--- Required work ---
Can you copy out the data exactly? Leave the images out.
* Start Records for this task *
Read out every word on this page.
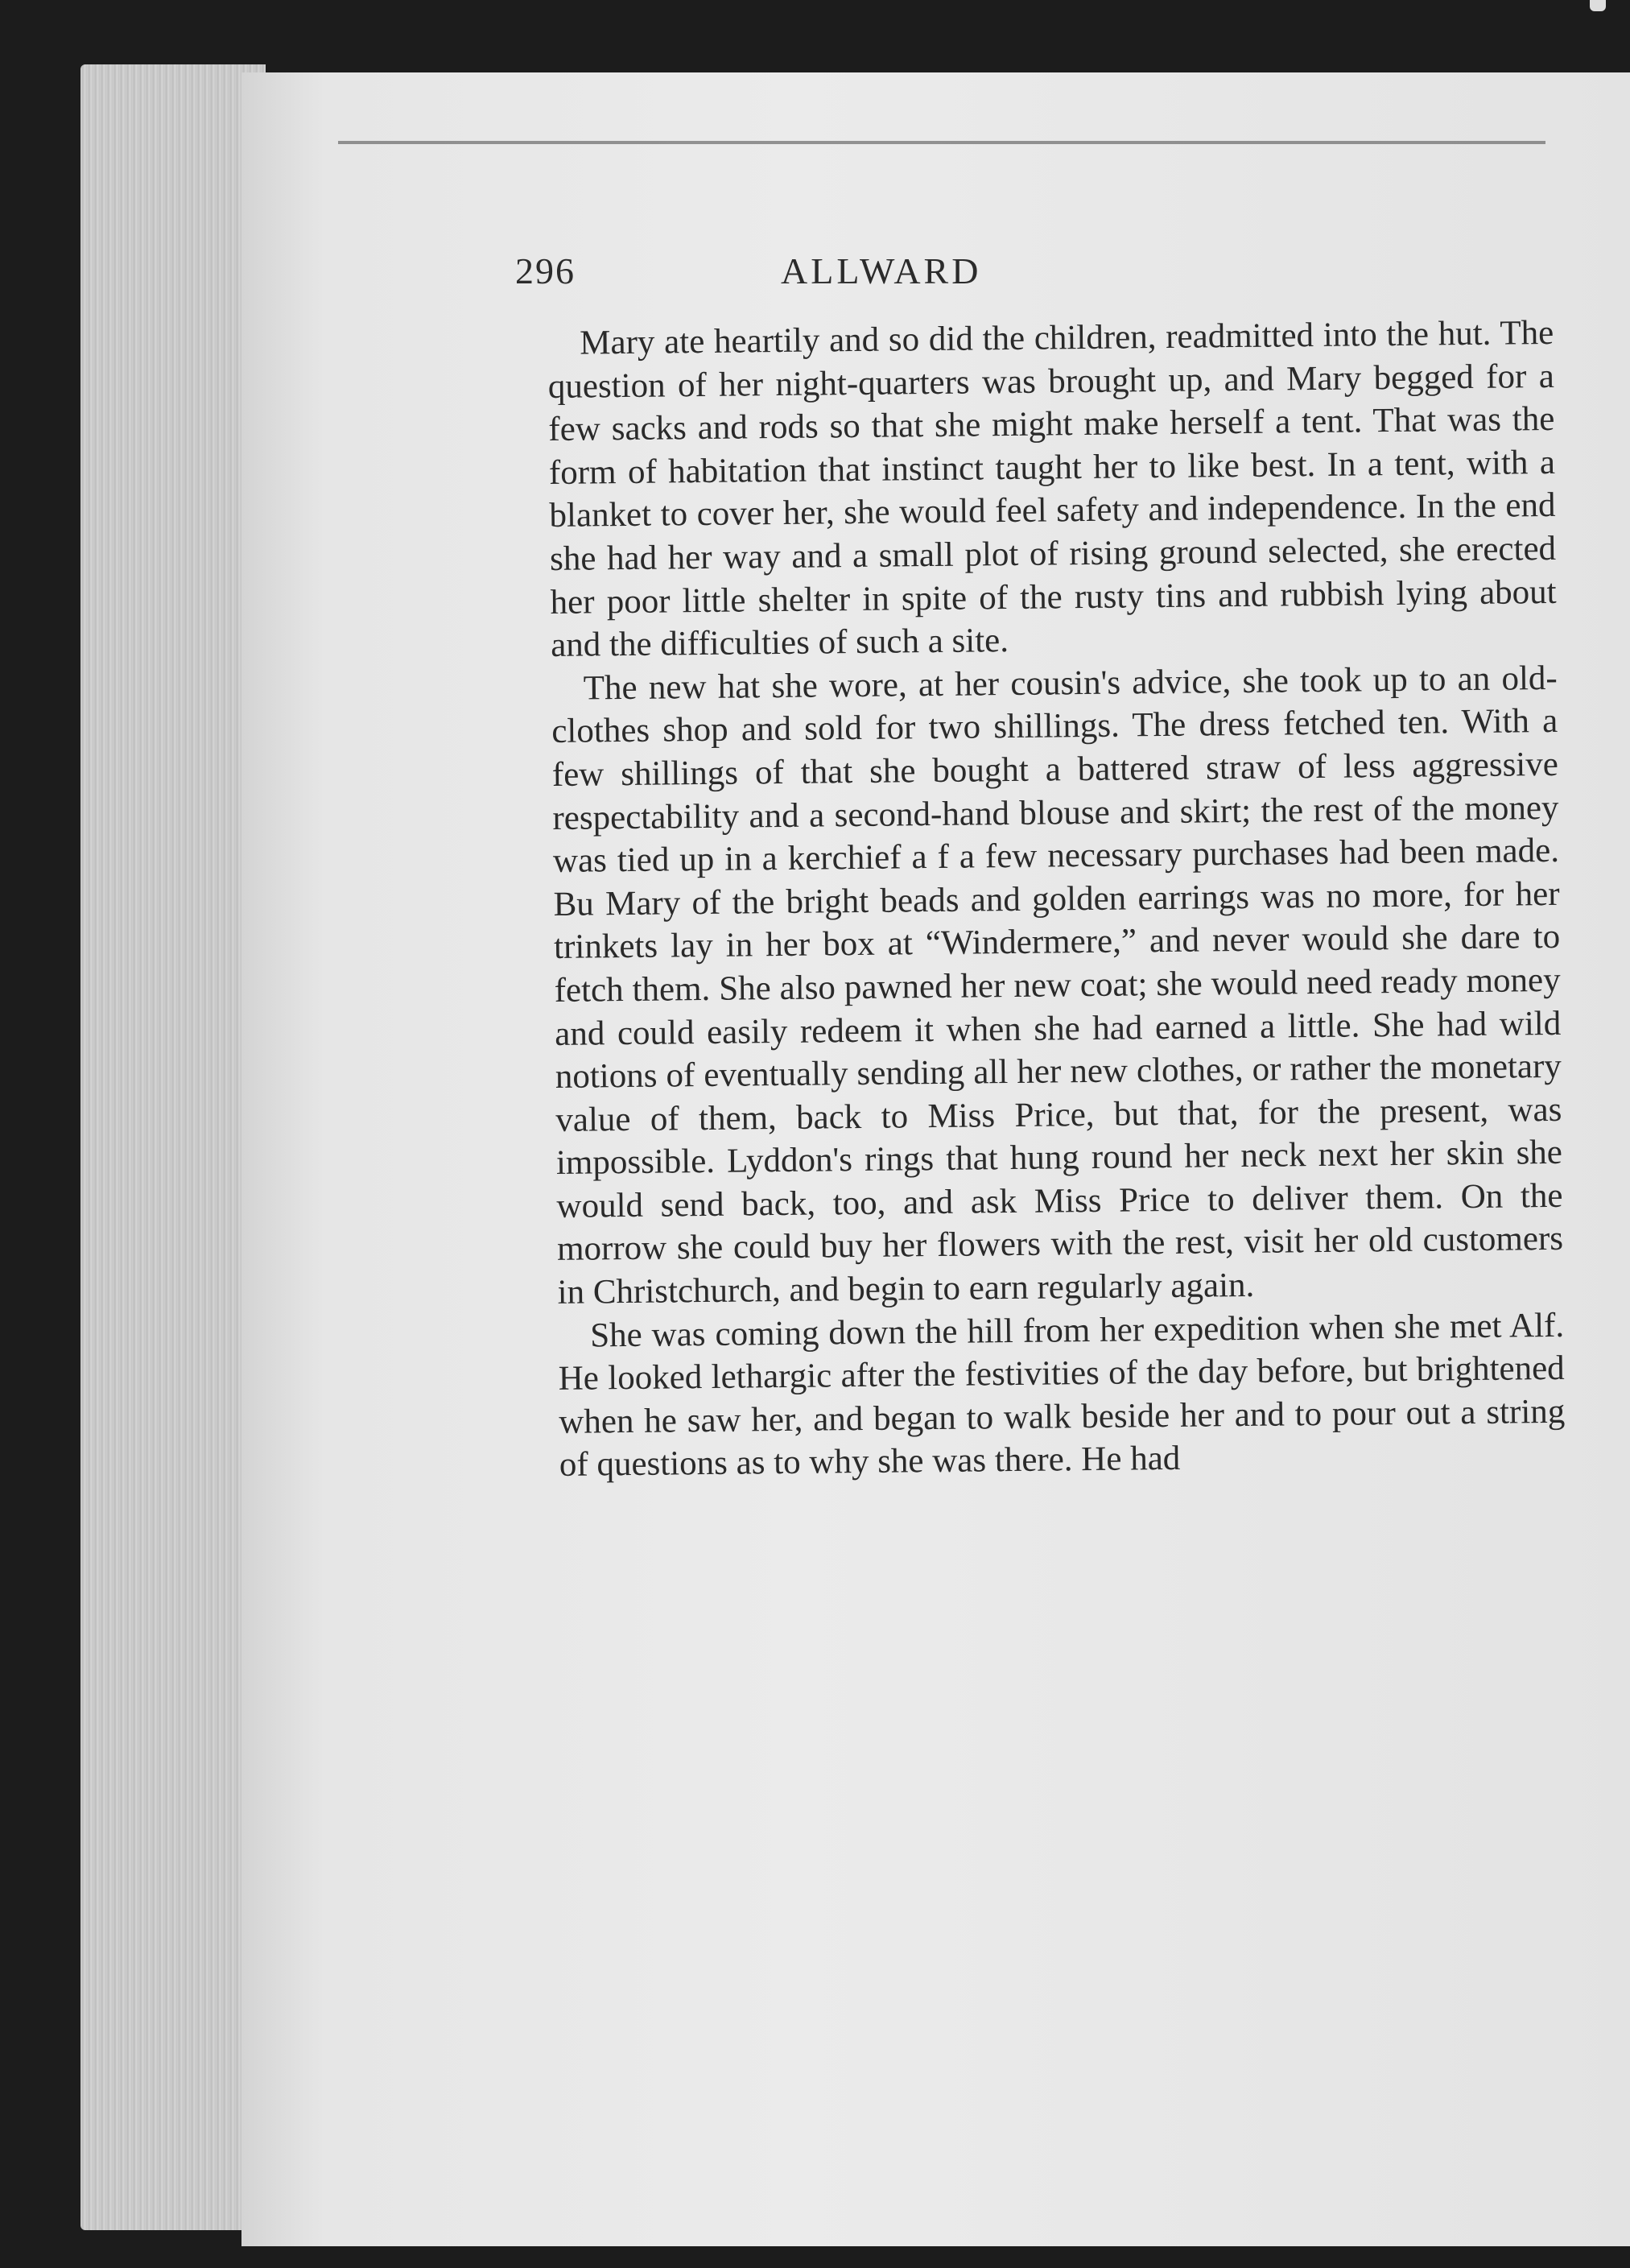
296	ALLWARD

Mary ate heartily and so did the children, readmitted into the hut. The question of her night-quarters was brought up, and Mary begged for a few sacks and rods so that she might make herself a tent. That was the form of habitation that instinct taught her to like best. In a tent, with a blanket to cover her, she would feel safety and independence. In the end she had her way and a small plot of rising ground selected, she erected her poor little shelter in spite of the rusty tins and rubbish lying about and the difficulties of such a site.

The new hat she wore, at her cousin's advice, she took up to an old-clothes shop and sold for two shillings. The dress fetched ten. With a few shillings of that she bought a battered straw of less aggressive respectability and a second-hand blouse and skirt; the rest of the money was tied up in a kerchief a f a few necessary purchases had been made. Bu Mary of the bright beads and golden earrings was no more, for her trinkets lay in her box at “Windermere,” and never would she dare to fetch them. She also pawned her new coat; she would need ready money and could easily redeem it when she had earned a little. She had wild notions of eventually sending all her new clothes, or rather the monetary value of them, back to Miss Price, but that, for the present, was impossible. Lyddon's rings that hung round her neck next her skin she would send back, too, and ask Miss Price to deliver them. On the morrow she could buy her flowers with the rest, visit her old customers in Christchurch, and begin to earn regularly again.

She was coming down the hill from her expedition when she met Alf. He looked lethargic after the festivities of the day before, but brightened when he saw her, and began to walk beside her and to pour out a string of questions as to why she was there. He had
* End Records for this task *
--- Task response ---
Read out every word on this page.
296	ALLWARD

Mary ate heartily and so did the children, readmitted into the hut. The question of her night-quarters was brought up, and Mary begged for a few sacks and rods so that she might make herself a tent. That was the form of habitation that instinct taught her to like best. In a tent, with a blanket to cover her, she would feel safety and independence. In the end she had her way and a small plot of rising ground selected, she erected her poor little shelter in spite of the rusty tins and rubbish lying about and the difficulties of such a site.

The new hat she wore, at her cousin's advice, she took up to an old-clothes shop and sold for two shillings. The dress fetched ten. With a few shillings of that she bought a battered straw of less aggressive respectability and a second-hand blouse and skirt; the rest of the money was tied up in a kerchief a f a few necessary purchases had been made. Bu Mary of the bright beads and golden earrings was no more, for her trinkets lay in her box at “Windermere,” and never would she dare to fetch them. She also pawned her new coat; she would need ready money and could easily redeem it when she had earned a little. She had wild notions of eventually sending all her new clothes, or rather the monetary value of them, back to Miss Price, but that, for the present, was impossible. Lyddon's rings that hung round her neck next her skin she would send back, too, and ask Miss Price to deliver them. On the morrow she could buy her flowers with the rest, visit her old customers in Christchurch, and begin to earn regularly again.

She was coming down the hill from her expedition when she met Alf. He looked lethargic after the festivities of the day before, but brightened when he saw her, and began to walk beside her and to pour out a string of questions as to why she was there. He had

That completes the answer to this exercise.